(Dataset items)
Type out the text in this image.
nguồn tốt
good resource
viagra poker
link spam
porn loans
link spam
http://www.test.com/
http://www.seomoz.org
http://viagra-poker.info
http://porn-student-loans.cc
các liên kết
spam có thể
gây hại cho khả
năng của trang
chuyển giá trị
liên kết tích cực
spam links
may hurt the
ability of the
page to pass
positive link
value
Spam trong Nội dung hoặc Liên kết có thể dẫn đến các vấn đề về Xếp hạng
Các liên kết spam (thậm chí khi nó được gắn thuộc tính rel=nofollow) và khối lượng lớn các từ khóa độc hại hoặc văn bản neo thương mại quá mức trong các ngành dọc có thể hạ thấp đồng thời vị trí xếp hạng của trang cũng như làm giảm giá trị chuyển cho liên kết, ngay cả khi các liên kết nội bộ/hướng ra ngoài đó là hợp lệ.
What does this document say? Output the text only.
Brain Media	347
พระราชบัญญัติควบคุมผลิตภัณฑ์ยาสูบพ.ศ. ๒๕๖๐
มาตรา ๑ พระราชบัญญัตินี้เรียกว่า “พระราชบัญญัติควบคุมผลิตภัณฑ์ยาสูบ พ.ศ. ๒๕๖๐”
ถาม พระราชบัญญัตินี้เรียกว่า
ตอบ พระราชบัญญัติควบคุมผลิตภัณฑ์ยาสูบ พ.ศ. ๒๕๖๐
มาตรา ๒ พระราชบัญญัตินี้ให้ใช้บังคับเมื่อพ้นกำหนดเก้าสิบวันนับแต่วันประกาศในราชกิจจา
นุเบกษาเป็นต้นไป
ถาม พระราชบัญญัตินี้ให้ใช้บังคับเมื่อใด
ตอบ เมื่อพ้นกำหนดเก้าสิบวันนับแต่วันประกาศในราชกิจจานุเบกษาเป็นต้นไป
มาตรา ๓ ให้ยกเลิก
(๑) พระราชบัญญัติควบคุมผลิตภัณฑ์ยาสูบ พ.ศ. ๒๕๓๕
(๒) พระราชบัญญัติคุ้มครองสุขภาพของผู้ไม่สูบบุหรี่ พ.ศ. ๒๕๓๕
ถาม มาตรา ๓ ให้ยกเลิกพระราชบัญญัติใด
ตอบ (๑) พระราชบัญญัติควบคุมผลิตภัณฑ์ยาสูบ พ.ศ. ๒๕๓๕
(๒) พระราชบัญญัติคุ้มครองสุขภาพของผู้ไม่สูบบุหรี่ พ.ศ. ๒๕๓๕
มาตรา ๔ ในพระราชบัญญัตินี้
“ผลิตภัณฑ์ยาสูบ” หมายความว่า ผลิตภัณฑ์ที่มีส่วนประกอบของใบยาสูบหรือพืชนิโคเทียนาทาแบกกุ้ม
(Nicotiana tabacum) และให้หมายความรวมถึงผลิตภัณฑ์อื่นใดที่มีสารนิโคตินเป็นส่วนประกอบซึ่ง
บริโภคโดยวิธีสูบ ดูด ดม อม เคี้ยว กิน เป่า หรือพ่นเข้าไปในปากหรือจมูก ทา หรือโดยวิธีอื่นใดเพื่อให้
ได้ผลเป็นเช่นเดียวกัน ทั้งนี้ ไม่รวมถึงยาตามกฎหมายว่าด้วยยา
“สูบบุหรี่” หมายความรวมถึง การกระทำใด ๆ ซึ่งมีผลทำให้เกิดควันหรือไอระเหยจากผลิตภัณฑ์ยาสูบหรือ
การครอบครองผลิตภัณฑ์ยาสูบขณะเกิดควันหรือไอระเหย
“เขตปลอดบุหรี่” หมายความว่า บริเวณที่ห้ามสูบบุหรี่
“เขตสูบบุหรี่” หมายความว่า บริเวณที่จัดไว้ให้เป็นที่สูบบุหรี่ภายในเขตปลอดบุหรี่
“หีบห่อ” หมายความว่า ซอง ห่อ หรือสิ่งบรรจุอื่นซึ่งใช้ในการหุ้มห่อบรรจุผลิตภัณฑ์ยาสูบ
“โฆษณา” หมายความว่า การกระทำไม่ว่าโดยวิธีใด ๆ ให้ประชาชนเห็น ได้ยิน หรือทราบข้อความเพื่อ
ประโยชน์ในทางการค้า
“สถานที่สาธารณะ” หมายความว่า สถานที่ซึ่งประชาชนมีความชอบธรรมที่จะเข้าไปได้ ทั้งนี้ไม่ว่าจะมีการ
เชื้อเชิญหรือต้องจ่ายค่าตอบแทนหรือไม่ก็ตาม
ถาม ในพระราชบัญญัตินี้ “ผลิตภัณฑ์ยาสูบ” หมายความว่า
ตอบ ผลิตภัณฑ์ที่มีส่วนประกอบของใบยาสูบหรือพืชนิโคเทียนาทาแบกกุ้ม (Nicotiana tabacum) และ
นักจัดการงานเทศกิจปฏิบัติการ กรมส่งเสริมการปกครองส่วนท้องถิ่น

**EXERCISE BRIEF**
Write out all the lines again, exactly as they are.

**SOLUTION TO THIS TASK**
Type out the text in this image.
nguồn tốt
good resource
viagra poker
link spam
porn loans
link spam
http://www.test.com/
http://www.seomoz.org
http://viagra-poker.info
http://porn-student-loans.cc
các liên kết
spam có thể
gây hại cho khả
năng của trang
chuyển giá trị
liên kết tích cực
spam links
may hurt the
ability of the
page to pass
positive link
value
Spam trong Nội dung hoặc Liên kết có thể dẫn đến các vấn đề về Xếp hạng
Các liên kết spam (thậm chí khi nó được gắn thuộc tính rel=nofollow) và khối lượng lớn các từ khóa độc hại hoặc văn bản neo thương mại quá mức trong các ngành dọc có thể hạ thấp đồng thời vị trí xếp hạng của trang cũng như làm giảm giá trị chuyển cho liên kết, ngay cả khi các liên kết nội bộ/hướng ra ngoài đó là hợp lệ.
What does this document say? Output the text only.
Brain Media	347
พระราชบัญญัติควบคุมผลิตภัณฑ์ยาสูบพ.ศ. ๒๕๖๐
มาตรา ๑ พระราชบัญญัตินี้เรียกว่า “พระราชบัญญัติควบคุมผลิตภัณฑ์ยาสูบ พ.ศ. ๒๕๖๐”
ถาม พระราชบัญญัตินี้เรียกว่า
ตอบ พระราชบัญญัติควบคุมผลิตภัณฑ์ยาสูบ พ.ศ. ๒๕๖๐
มาตรา ๒ พระราชบัญญัตินี้ให้ใช้บังคับเมื่อพ้นกำหนดเก้าสิบวันนับแต่วันประกาศในราชกิจจา
นุเบกษาเป็นต้นไป
ถาม พระราชบัญญัตินี้ให้ใช้บังคับเมื่อใด
ตอบ เมื่อพ้นกำหนดเก้าสิบวันนับแต่วันประกาศในราชกิจจานุเบกษาเป็นต้นไป
มาตรา ๓ ให้ยกเลิก
(๑) พระราชบัญญัติควบคุมผลิตภัณฑ์ยาสูบ พ.ศ. ๒๕๓๕
(๒) พระราชบัญญัติคุ้มครองสุขภาพของผู้ไม่สูบบุหรี่ พ.ศ. ๒๕๓๕
ถาม มาตรา ๓ ให้ยกเลิกพระราชบัญญัติใด
ตอบ (๑) พระราชบัญญัติควบคุมผลิตภัณฑ์ยาสูบ พ.ศ. ๒๕๓๕
(๒) พระราชบัญญัติคุ้มครองสุขภาพของผู้ไม่สูบบุหรี่ พ.ศ. ๒๕๓๕
มาตรา ๔ ในพระราชบัญญัตินี้
“ผลิตภัณฑ์ยาสูบ” หมายความว่า ผลิตภัณฑ์ที่มีส่วนประกอบของใบยาสูบหรือพืชนิโคเทียนาทาแบกกุ้ม
(Nicotiana tabacum) และให้หมายความรวมถึงผลิตภัณฑ์อื่นใดที่มีสารนิโคตินเป็นส่วนประกอบซึ่ง
บริโภคโดยวิธีสูบ ดูด ดม อม เคี้ยว กิน เป่า หรือพ่นเข้าไปในปากหรือจมูก ทา หรือโดยวิธีอื่นใดเพื่อให้
ได้ผลเป็นเช่นเดียวกัน ทั้งนี้ ไม่รวมถึงยาตามกฎหมายว่าด้วยยา
“สูบบุหรี่” หมายความรวมถึง การกระทำใด ๆ ซึ่งมีผลทำให้เกิดควันหรือไอระเหยจากผลิตภัณฑ์ยาสูบหรือ
การครอบครองผลิตภัณฑ์ยาสูบขณะเกิดควันหรือไอระเหย
“เขตปลอดบุหรี่” หมายความว่า บริเวณที่ห้ามสูบบุหรี่
“เขตสูบบุหรี่” หมายความว่า บริเวณที่จัดไว้ให้เป็นที่สูบบุหรี่ภายในเขตปลอดบุหรี่
“หีบห่อ” หมายความว่า ซอง ห่อ หรือสิ่งบรรจุอื่นซึ่งใช้ในการหุ้มห่อบรรจุผลิตภัณฑ์ยาสูบ
“โฆษณา” หมายความว่า การกระทำไม่ว่าโดยวิธีใด ๆ ให้ประชาชนเห็น ได้ยิน หรือทราบข้อความเพื่อ
ประโยชน์ในทางการค้า
“สถานที่สาธารณะ” หมายความว่า สถานที่ซึ่งประชาชนมีความชอบธรรมที่จะเข้าไปได้ ทั้งนี้ไม่ว่าจะมีการ
เชื้อเชิญหรือต้องจ่ายค่าตอบแทนหรือไม่ก็ตาม
ถาม ในพระราชบัญญัตินี้ “ผลิตภัณฑ์ยาสูบ” หมายความว่า
ตอบ ผลิตภัณฑ์ที่มีส่วนประกอบของใบยาสูบหรือพืชนิโคเทียนาทาแบกกุ้ม (Nicotiana tabacum) และ
นักจัดการงานเทศกิจปฏิบัติการ กรมส่งเสริมการปกครองส่วนท้องถิ่น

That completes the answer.